Set task: Copy each entry as it stands, leaving nothing out.

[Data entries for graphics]
- - - - - - -
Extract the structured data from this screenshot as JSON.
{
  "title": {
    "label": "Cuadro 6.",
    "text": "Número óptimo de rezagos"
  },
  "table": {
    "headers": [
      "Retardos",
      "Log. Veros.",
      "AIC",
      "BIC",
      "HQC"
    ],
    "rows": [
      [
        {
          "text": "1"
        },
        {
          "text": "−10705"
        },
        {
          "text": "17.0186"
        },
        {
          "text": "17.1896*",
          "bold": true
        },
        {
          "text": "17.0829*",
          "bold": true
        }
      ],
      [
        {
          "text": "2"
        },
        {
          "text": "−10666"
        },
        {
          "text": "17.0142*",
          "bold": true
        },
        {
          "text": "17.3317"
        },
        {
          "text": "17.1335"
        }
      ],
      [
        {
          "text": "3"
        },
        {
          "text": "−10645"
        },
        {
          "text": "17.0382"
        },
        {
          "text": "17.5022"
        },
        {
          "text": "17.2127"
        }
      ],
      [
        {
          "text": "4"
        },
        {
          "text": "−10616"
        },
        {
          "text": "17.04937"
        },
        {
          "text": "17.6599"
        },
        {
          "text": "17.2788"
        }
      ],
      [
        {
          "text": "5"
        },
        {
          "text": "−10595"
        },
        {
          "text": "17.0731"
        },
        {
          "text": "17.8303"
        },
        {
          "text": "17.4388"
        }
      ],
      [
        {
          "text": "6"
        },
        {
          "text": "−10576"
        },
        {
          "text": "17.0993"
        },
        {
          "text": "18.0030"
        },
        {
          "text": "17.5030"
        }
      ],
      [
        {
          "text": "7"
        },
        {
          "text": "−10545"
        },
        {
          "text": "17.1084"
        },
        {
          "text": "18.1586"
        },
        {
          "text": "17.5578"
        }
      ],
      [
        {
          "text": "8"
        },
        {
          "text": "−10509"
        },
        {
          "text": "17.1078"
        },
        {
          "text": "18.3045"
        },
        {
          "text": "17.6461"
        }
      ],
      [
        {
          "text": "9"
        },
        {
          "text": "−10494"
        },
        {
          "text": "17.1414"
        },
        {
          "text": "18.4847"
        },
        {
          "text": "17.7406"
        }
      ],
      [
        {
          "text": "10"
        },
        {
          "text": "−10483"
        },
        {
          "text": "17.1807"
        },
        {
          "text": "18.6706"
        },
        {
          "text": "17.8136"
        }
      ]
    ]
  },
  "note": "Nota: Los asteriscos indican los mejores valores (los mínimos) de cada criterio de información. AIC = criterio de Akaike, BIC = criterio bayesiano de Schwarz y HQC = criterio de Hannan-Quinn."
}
- - - - - - -
The solution:
Extract the structured data from this screenshot as JSON.
{
  "title": {
    "label": "Cuadro 6.",
    "text": "Número óptimo de rezagos"
  },
  "table": {
    "headers": [
      "Retardos",
      "Log. Veros.",
      "AIC",
      "BIC",
      "HQC"
    ],
    "rows": [
      [
        {
          "text": "1"
        },
        {
          "text": "−10705"
        },
        {
          "text": "17.0186"
        },
        {
          "text": "17.1896*",
          "bold": true
        },
        {
          "text": "17.0829*",
          "bold": true
        }
      ],
      [
        {
          "text": "2"
        },
        {
          "text": "−10666"
        },
        {
          "text": "17.0142*",
          "bold": true
        },
        {
          "text": "17.3317"
        },
        {
          "text": "17.1335"
        }
      ],
      [
        {
          "text": "3"
        },
        {
          "text": "−10645"
        },
        {
          "text": "17.0382"
        },
        {
          "text": "17.5022"
        },
        {
          "text": "17.2127"
        }
      ],
      [
        {
          "text": "4"
        },
        {
          "text": "−10616"
        },
        {
          "text": "17.04937"
        },
        {
          "text": "17.6599"
        },
        {
          "text": "17.2788"
        }
      ],
      [
        {
          "text": "5"
        },
        {
          "text": "−10595"
        },
        {
          "text": "17.0731"
        },
        {
          "text": "17.8303"
        },
        {
          "text": "17.4388"
        }
      ],
      [
        {
          "text": "6"
        },
        {
          "text": "−10576"
        },
        {
          "text": "17.0993"
        },
        {
          "text": "18.0030"
        },
        {
          "text": "17.5030"
        }
      ],
      [
        {
          "text": "7"
        },
        {
          "text": "−10545"
        },
        {
          "text": "17.1084"
        },
        {
          "text": "18.1586"
        },
        {
          "text": "17.5578"
        }
      ],
      [
        {
          "text": "8"
        },
        {
          "text": "−10509"
        },
        {
          "text": "17.1078"
        },
        {
          "text": "18.3045"
        },
        {
          "text": "17.6461"
        }
      ],
      [
        {
          "text": "9"
        },
        {
          "text": "−10494"
        },
        {
          "text": "17.1414"
        },
        {
          "text": "18.4847"
        },
        {
          "text": "17.7406"
        }
      ],
      [
        {
          "text": "10"
        },
        {
          "text": "−10483"
        },
        {
          "text": "17.1807"
        },
        {
          "text": "18.6706"
        },
        {
          "text": "17.8136"
        }
      ]
    ]
  },
  "note": "Nota: Los asteriscos indican los mejores valores (los mínimos) de cada criterio de información. AIC = criterio de Akaike, BIC = criterio bayesiano de Schwarz y HQC = criterio de Hannan-Quinn."
}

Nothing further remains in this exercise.